-- TEXTABSCHNITT --
------------

Wie es früher war


Wilhelmine Gehrmann

...erzählt uns Wilhelmine Gehrmann. Sie wurde 1930 in der Rhön geboren, in einem kleinen Dorf mit nur 360 Einwohnern. Frau Gehrmann hat 6 Geschwister, sie selber ist das 4. Kind, wie sie selber sagt: „die gute Mitte“. Heute lebt Frau Gehrmann weit weg von ihrer eigentlichen Heimat. Aber ihre vier Kinder, 9 Enkel und das Urenkelkind leben zum großen Teil nicht weit von ihr entfernt.

------------

-- ZU LÖSENDE AUFGABE --
Stimmen die folgenden Aussagen mit dem Text über Wilhelmine Gehrmann überein? Antworten Sie jeweils mit Ja oder Nein, und zitieren Sie wörtlich die entscheidenden Worte des Textes.
1. Frau Gehrmann wurde in einem Dorf mit 360 Einwohnern geboren.
2. Frau Gehrmann ist das älteste Kind ihrer Familie.
3. Frau Gehrmann hat fünf Enkel.
Die Zeilen stammen aus einer anderen Quelle als der Text.

(Einträge im Datensatz)
------------

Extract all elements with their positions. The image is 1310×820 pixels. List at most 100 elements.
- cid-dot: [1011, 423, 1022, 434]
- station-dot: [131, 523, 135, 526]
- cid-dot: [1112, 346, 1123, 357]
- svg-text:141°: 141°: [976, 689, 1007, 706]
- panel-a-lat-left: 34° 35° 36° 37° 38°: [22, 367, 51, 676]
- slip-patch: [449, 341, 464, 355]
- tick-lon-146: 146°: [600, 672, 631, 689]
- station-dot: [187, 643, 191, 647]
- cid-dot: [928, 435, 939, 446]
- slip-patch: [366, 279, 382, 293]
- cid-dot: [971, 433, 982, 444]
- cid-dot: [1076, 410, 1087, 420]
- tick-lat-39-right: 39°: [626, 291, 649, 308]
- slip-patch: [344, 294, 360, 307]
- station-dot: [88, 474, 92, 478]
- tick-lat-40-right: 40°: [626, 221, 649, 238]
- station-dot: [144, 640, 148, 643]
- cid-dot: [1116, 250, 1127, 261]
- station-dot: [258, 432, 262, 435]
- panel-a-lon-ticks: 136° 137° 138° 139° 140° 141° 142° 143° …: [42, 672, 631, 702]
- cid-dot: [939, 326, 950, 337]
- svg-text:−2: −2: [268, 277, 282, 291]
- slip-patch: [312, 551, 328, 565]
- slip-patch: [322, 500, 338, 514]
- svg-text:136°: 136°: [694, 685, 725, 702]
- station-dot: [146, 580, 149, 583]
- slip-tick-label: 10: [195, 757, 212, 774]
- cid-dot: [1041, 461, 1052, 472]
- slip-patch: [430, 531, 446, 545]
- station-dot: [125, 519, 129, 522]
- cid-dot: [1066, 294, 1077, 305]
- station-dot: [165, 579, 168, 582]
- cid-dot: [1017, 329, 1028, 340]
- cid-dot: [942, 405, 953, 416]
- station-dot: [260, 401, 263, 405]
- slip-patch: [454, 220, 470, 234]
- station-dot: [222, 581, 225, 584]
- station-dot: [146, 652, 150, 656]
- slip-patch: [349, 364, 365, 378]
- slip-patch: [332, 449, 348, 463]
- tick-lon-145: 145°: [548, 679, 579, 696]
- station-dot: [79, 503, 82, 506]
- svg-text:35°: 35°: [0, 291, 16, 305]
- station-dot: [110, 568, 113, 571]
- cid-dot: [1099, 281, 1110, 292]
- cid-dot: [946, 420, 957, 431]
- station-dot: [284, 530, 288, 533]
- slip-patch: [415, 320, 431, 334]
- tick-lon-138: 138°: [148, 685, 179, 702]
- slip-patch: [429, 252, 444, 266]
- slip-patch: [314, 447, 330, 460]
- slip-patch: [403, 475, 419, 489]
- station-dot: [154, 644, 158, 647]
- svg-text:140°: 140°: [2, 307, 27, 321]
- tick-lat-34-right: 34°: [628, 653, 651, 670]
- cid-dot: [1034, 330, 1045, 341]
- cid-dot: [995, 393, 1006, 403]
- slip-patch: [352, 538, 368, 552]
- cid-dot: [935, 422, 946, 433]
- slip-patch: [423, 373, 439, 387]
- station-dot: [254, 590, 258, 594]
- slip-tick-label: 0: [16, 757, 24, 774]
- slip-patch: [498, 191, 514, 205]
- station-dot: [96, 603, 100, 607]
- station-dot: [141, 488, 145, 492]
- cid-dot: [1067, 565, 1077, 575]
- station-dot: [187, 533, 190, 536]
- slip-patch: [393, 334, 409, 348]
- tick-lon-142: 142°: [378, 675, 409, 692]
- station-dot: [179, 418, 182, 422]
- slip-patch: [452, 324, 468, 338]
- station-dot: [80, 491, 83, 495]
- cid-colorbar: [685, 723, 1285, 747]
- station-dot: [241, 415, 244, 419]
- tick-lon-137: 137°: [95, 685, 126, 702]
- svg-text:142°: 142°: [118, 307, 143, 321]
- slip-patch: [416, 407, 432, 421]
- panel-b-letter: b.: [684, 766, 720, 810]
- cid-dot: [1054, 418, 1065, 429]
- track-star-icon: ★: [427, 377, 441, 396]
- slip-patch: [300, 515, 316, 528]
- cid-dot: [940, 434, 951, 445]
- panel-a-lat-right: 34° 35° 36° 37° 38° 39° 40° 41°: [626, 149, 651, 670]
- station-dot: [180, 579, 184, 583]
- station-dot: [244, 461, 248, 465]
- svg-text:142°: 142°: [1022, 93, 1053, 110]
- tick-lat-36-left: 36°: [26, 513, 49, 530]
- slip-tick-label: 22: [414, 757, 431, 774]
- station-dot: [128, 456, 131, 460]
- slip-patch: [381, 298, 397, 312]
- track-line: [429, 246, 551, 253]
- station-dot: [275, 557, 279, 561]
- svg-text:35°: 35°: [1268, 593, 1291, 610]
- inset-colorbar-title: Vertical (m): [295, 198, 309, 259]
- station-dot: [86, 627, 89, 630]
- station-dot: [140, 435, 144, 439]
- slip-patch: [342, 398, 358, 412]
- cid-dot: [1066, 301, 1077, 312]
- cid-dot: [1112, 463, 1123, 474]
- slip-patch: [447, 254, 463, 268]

------------

-- DIE LÖSUNG --
1. Ja: „in einem kleinen Dorf mit nur 360 Einwohnern“
2. Nein: „sie selber ist das 4. Kind“
3. Nein: „9 Enkel“